§ TASK INSTRUCTIONS
In the entries below, count the lines holding "image". Reply with the number only.

--- Begin GIVEN DATA ---

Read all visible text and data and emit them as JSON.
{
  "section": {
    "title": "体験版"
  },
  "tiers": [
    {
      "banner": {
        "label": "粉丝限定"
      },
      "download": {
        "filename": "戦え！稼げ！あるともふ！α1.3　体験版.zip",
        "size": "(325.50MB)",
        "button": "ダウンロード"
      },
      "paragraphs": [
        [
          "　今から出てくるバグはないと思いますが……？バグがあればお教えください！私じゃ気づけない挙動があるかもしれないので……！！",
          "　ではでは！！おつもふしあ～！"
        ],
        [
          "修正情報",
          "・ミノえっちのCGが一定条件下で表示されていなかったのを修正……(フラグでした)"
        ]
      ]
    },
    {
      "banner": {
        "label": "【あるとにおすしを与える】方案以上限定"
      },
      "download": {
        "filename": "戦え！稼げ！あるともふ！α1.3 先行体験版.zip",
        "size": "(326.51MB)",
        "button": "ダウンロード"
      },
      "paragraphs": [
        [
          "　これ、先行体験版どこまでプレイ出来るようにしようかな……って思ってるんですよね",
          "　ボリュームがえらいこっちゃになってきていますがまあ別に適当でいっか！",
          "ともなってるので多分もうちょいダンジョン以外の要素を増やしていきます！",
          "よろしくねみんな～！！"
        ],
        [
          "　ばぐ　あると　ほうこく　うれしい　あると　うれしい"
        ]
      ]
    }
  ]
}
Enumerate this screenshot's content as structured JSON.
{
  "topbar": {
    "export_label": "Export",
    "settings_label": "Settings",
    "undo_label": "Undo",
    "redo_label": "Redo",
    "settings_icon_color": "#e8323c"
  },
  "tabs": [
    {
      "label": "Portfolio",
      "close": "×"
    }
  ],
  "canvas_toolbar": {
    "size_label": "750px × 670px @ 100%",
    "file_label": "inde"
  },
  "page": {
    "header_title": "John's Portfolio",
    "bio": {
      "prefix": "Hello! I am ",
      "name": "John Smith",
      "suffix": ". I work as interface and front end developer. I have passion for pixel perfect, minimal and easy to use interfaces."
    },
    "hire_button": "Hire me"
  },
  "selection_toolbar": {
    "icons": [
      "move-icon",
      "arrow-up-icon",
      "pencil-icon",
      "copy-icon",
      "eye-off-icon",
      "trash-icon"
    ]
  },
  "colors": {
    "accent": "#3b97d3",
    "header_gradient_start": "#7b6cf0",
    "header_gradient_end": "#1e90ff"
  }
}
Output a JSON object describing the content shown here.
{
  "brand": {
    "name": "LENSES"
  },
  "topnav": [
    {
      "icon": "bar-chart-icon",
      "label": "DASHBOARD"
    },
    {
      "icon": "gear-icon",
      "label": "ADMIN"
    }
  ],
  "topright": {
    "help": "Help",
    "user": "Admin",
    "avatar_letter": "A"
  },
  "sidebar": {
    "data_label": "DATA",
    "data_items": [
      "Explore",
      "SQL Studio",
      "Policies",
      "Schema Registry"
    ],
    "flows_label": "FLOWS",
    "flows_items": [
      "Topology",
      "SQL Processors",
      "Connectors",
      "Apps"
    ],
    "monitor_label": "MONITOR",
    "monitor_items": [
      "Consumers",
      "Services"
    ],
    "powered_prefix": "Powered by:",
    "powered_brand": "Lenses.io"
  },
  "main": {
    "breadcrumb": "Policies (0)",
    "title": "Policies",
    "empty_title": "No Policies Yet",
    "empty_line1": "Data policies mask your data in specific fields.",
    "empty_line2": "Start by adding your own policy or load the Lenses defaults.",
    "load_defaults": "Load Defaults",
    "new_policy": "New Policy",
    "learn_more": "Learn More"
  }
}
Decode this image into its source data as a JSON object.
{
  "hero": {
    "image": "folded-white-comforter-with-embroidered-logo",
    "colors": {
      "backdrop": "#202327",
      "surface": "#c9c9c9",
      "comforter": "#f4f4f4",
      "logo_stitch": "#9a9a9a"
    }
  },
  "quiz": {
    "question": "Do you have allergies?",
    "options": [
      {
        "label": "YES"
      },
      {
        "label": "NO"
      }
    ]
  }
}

--- End GIVEN DATA ---

§ RESPONSE
2